Records to use
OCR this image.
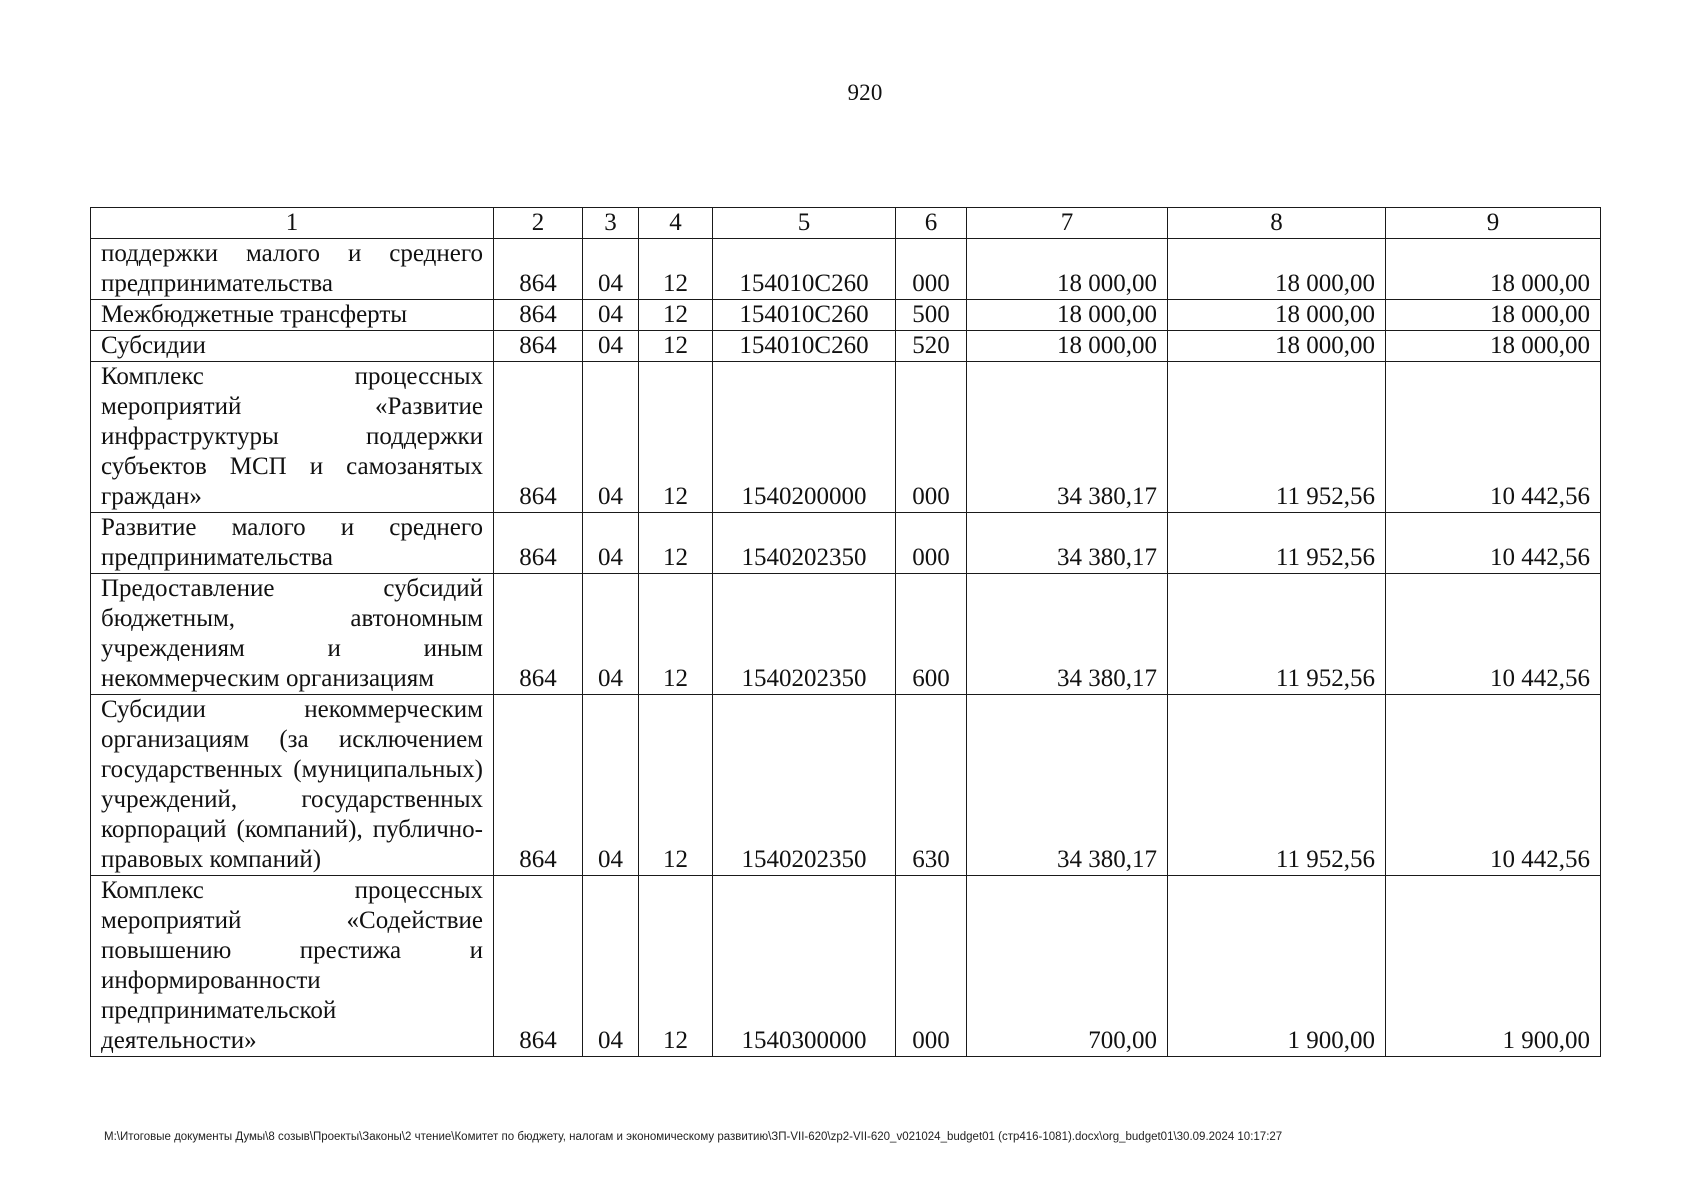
920
1	2	3	4	5	6	7	8	9
поддержки малого и среднего предпринимательства	864	04	12	154010С260	000	18 000,00	18 000,00	18 000,00
Межбюджетные трансферты	864	04	12	154010С260	500	18 000,00	18 000,00	18 000,00
Субсидии	864	04	12	154010С260	520	18 000,00	18 000,00	18 000,00
Комплекс процессных мероприятий «Развитие инфраструктуры поддержки субъектов МСП и самозанятых граждан»	864	04	12	1540200000	000	34 380,17	11 952,56	10 442,56
Развитие малого и среднего предпринимательства	864	04	12	1540202350	000	34 380,17	11 952,56	10 442,56
Предоставление субсидий бюджетным, автономным учреждениям и иным некоммерческим организациям	864	04	12	1540202350	600	34 380,17	11 952,56	10 442,56
Субсидии некоммерческим организациям (за исключением государственных (муниципальных) учреждений, государственных корпораций (компаний), публично-правовых компаний)	864	04	12	1540202350	630	34 380,17	11 952,56	10 442,56
Комплекс процессных мероприятий «Содействие повышению престижа и информированности предпринимательской деятельности»	864	04	12	1540300000	000	700,00	1 900,00	1 900,00
M:\Итоговые документы Думы\8 созыв\Проекты\Законы\2 чтение\Комитет по бюджету, налогам и экономическому развитию\ЗП-VII-620\zp2-VII-620_v021024_budget01 (стр416-1081).docx\org_budget01\30.09.2024 10:17:27
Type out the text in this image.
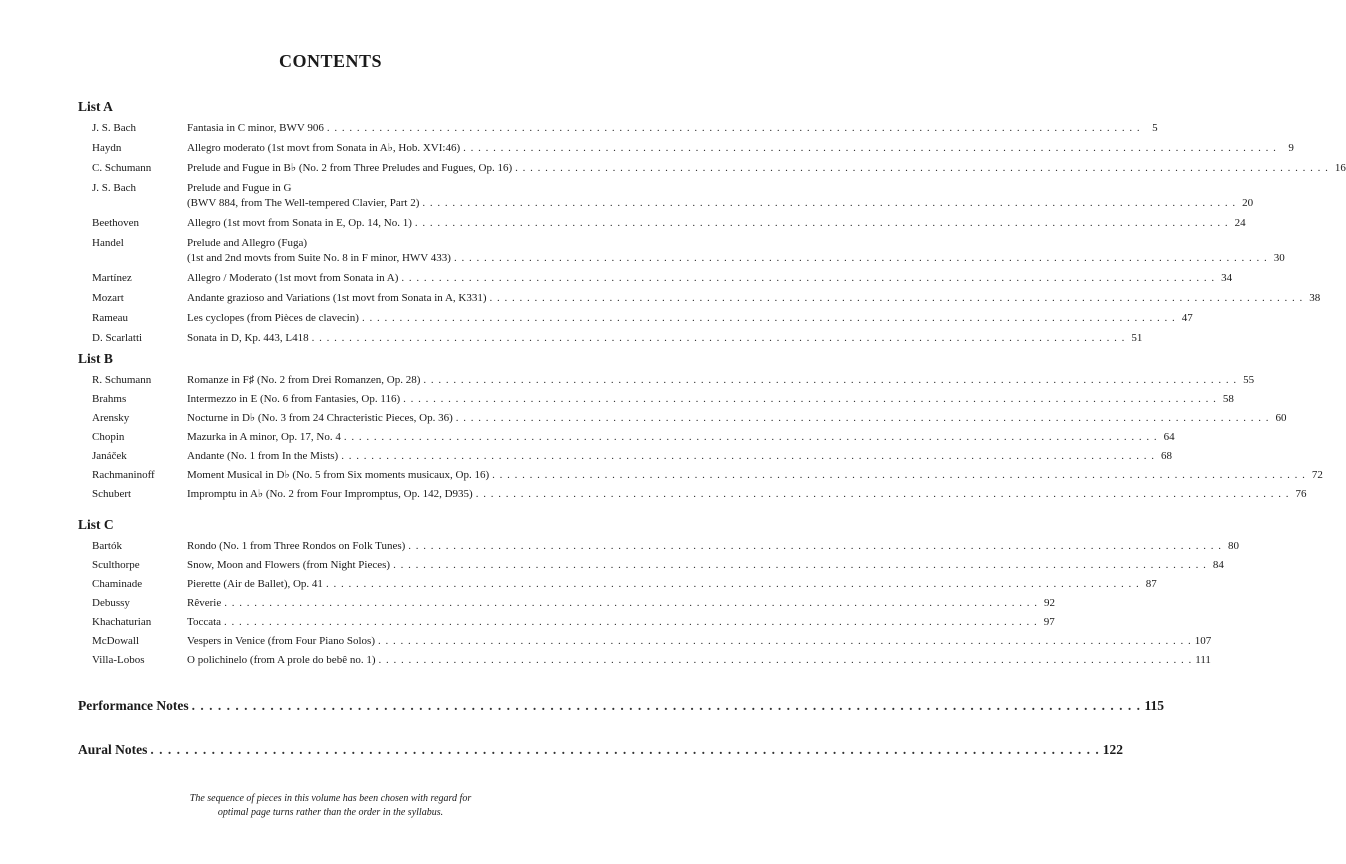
CONTENTS
List A
J. S. Bach	Fantasia in C minor, BWV 906 . . .	5
Haydn	Allegro moderato (1st movt from Sonata in A♭, Hob. XVI:46) . . .	9
C. Schumann	Prelude and Fugue in B♭ (No. 2 from Three Preludes and Fugues, Op. 16) . . .	16
J. S. Bach	Prelude and Fugue in G
(BWV 884, from The Well-tempered Clavier, Part 2) . . .	20
Beethoven	Allegro (1st movt from Sonata in E, Op. 14, No. 1) . . .	24
Handel	Prelude and Allegro (Fuga)
(1st and 2nd movts from Suite No. 8 in F minor, HWV 433) . . .	30
Martínez	Allegro / Moderato (1st movt from Sonata in A) . . .	34
Mozart	Andante grazioso and Variations (1st movt from Sonata in A, K331) . . .	38
Rameau	Les cyclopes (from Pièces de clavecin) . . .	47
D. Scarlatti	Sonata in D, Kp. 443, L418 . . .	51
List B
R. Schumann	Romanze in F♯ (No. 2 from Drei Romanzen, Op. 28) . . .	55
Brahms	Intermezzo in E (No. 6 from Fantasies, Op. 116) . . .	58
Arensky	Nocturne in D♭ (No. 3 from 24 Chracteristic Pieces, Op. 36) . . .	60
Chopin	Mazurka in A minor, Op. 17, No. 4 . . .	64
Janáček	Andante (No. 1 from In the Mists) . . .	68
Rachmaninoff	Moment Musical in D♭ (No. 5 from Six moments musicaux, Op. 16) . . .	72
Schubert	Impromptu in A♭ (No. 2 from Four Impromptus, Op. 142, D935) . . .	76
List C
Bartók	Rondo (No. 1 from Three Rondos on Folk Tunes) . . .	80
Sculthorpe	Snow, Moon and Flowers (from Night Pieces) . . .	84
Chaminade	Pierette (Air de Ballet), Op. 41 . . .	87
Debussy	Rêverie . . .	92
Khachaturian	Toccata . . .	97
McDowall	Vespers in Venice (from Four Piano Solos) . . .	107
Villa-Lobos	O polichinelo (from A prole do bebê no. 1) . . .	111
Performance Notes . . .	115
Aural Notes . . .	122
The sequence of pieces in this volume has been chosen with regard for
optimal page turns rather than the order in the syllabus.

Directive
Gather each line in the data that holds the string "this".

The completed task
OCR this image.
Type out the text in this image.
The sequence of pieces in this volume has been chosen with regard for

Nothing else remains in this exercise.